__WHAT YOU HAVE TO DO__
Look through the data below and report how many lines include "EXHAUST". Only the number should be given.

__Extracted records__
::::::::

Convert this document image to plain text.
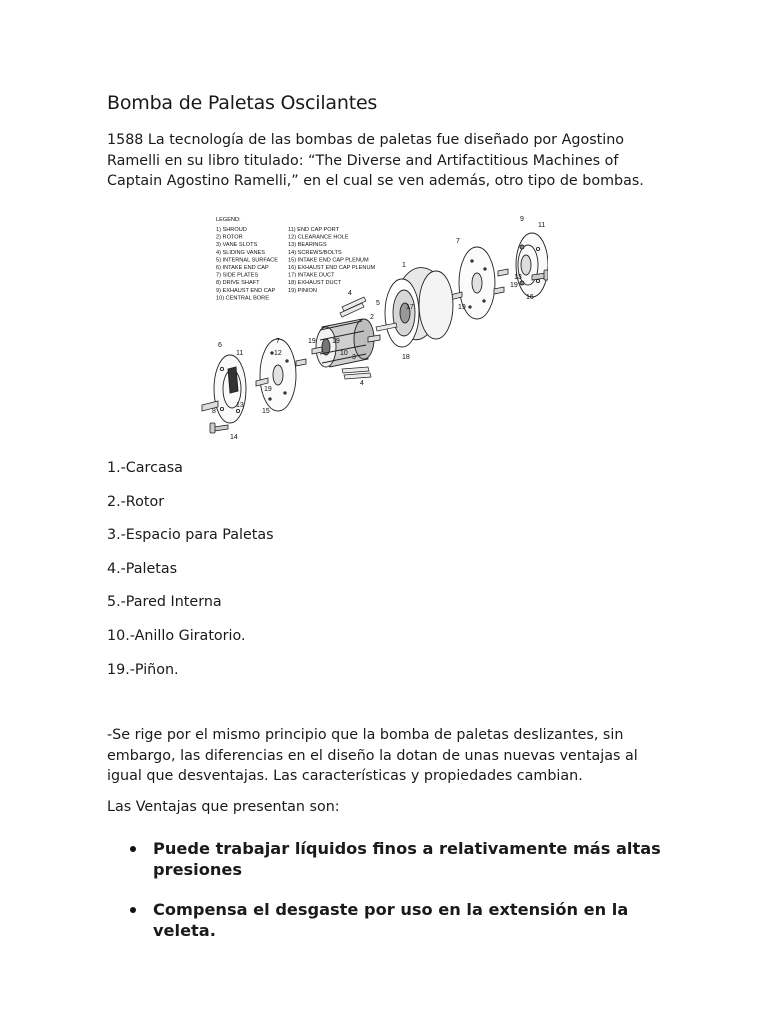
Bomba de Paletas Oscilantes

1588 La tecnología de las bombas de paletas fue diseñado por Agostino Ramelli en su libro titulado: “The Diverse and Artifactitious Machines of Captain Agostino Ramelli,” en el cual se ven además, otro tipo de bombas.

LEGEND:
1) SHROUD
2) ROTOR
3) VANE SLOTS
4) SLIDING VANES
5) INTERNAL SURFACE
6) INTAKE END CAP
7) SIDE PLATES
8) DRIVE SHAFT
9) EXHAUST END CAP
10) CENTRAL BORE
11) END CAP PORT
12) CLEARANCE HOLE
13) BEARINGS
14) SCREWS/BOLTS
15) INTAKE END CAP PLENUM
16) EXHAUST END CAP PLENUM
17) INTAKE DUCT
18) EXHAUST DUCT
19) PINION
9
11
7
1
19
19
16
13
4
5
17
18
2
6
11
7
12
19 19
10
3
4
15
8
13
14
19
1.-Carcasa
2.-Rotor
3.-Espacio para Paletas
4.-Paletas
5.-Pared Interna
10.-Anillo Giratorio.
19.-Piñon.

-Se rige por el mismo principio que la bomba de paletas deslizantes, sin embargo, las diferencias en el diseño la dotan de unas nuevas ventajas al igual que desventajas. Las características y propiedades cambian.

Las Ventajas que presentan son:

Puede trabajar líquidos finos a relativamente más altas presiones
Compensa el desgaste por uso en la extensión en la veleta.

::::::::

__EXERCISE OUTPUT__
3